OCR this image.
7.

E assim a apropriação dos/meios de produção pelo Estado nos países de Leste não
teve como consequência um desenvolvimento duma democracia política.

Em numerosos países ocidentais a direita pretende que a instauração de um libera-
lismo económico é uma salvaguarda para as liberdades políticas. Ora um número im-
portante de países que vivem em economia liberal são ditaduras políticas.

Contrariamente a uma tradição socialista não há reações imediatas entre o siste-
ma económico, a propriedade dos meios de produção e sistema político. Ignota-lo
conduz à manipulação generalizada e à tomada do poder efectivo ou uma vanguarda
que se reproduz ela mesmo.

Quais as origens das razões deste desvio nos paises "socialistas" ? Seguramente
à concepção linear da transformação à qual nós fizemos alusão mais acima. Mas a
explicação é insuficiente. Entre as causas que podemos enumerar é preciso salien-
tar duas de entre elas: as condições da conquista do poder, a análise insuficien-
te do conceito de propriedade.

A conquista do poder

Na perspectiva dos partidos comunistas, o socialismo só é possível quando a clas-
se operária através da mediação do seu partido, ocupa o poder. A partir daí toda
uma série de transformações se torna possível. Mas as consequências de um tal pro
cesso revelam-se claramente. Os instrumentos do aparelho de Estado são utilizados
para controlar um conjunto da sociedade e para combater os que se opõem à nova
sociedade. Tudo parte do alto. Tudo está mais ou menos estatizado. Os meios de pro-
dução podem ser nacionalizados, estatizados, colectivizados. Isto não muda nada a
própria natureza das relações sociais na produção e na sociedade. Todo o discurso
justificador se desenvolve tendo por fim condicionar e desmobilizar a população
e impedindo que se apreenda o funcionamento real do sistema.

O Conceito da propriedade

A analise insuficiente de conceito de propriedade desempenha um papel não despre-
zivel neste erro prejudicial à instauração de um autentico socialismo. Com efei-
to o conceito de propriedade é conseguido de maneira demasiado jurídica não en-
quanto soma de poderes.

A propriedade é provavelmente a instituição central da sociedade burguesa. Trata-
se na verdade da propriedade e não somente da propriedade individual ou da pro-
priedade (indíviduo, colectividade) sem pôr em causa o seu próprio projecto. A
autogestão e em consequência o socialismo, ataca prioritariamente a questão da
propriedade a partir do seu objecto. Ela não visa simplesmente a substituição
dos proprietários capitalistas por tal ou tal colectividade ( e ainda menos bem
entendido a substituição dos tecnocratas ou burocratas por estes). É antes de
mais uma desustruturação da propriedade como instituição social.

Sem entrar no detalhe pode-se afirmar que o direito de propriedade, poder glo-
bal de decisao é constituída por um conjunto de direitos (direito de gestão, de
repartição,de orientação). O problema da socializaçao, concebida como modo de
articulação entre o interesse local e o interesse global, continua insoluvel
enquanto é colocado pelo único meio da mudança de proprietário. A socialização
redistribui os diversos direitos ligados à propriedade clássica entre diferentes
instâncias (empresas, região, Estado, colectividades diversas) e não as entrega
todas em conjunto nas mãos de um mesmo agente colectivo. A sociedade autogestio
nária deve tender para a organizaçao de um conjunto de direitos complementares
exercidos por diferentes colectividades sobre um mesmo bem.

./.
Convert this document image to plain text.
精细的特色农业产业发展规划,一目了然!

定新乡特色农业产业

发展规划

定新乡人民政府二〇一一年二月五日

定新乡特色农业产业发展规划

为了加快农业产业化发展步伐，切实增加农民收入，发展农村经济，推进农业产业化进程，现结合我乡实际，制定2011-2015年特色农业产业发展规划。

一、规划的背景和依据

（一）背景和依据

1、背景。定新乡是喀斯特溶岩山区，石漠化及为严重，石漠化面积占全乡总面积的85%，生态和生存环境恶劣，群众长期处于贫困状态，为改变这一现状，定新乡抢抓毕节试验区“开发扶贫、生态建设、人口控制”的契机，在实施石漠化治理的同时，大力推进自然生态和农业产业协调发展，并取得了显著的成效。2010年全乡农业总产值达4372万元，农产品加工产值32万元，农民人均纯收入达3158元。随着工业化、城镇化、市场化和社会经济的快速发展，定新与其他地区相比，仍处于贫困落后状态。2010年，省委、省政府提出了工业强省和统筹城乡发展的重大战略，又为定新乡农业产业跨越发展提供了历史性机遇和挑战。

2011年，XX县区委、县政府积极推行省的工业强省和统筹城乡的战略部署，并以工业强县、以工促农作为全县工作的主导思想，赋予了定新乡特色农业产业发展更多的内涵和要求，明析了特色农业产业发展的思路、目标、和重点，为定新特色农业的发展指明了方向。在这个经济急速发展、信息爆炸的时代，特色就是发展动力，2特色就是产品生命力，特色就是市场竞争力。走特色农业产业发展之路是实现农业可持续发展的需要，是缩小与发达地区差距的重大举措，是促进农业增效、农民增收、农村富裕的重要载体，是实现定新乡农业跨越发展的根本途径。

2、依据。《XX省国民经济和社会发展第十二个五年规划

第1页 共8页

□ □ □

Go back to the data above and please quote exactly, and only, the lines from the line with "Convert this document image to plain text." through its last line.

Convert this document image to plain text.
精细的特色农业产业发展规划,一目了然!

定新乡特色农业产业

发展规划

定新乡人民政府二〇一一年二月五日

定新乡特色农业产业发展规划

为了加快农业产业化发展步伐，切实增加农民收入，发展农村经济，推进农业产业化进程，现结合我乡实际，制定2011-2015年特色农业产业发展规划。

一、规划的背景和依据

（一）背景和依据

1、背景。定新乡是喀斯特溶岩山区，石漠化及为严重，石漠化面积占全乡总面积的85%，生态和生存环境恶劣，群众长期处于贫困状态，为改变这一现状，定新乡抢抓毕节试验区“开发扶贫、生态建设、人口控制”的契机，在实施石漠化治理的同时，大力推进自然生态和农业产业协调发展，并取得了显著的成效。2010年全乡农业总产值达4372万元，农产品加工产值32万元，农民人均纯收入达3158元。随着工业化、城镇化、市场化和社会经济的快速发展，定新与其他地区相比，仍处于贫困落后状态。2010年，省委、省政府提出了工业强省和统筹城乡发展的重大战略，又为定新乡农业产业跨越发展提供了历史性机遇和挑战。

2011年，XX县区委、县政府积极推行省的工业强省和统筹城乡的战略部署，并以工业强县、以工促农作为全县工作的主导思想，赋予了定新乡特色农业产业发展更多的内涵和要求，明析了特色农业产业发展的思路、目标、和重点，为定新特色农业的发展指明了方向。在这个经济急速发展、信息爆炸的时代，特色就是发展动力，2特色就是产品生命力，特色就是市场竞争力。走特色农业产业发展之路是实现农业可持续发展的需要，是缩小与发达地区差距的重大举措，是促进农业增效、农民增收、农村富裕的重要载体，是实现定新乡农业跨越发展的根本途径。

2、依据。《XX省国民经济和社会发展第十二个五年规划

第1页 共8页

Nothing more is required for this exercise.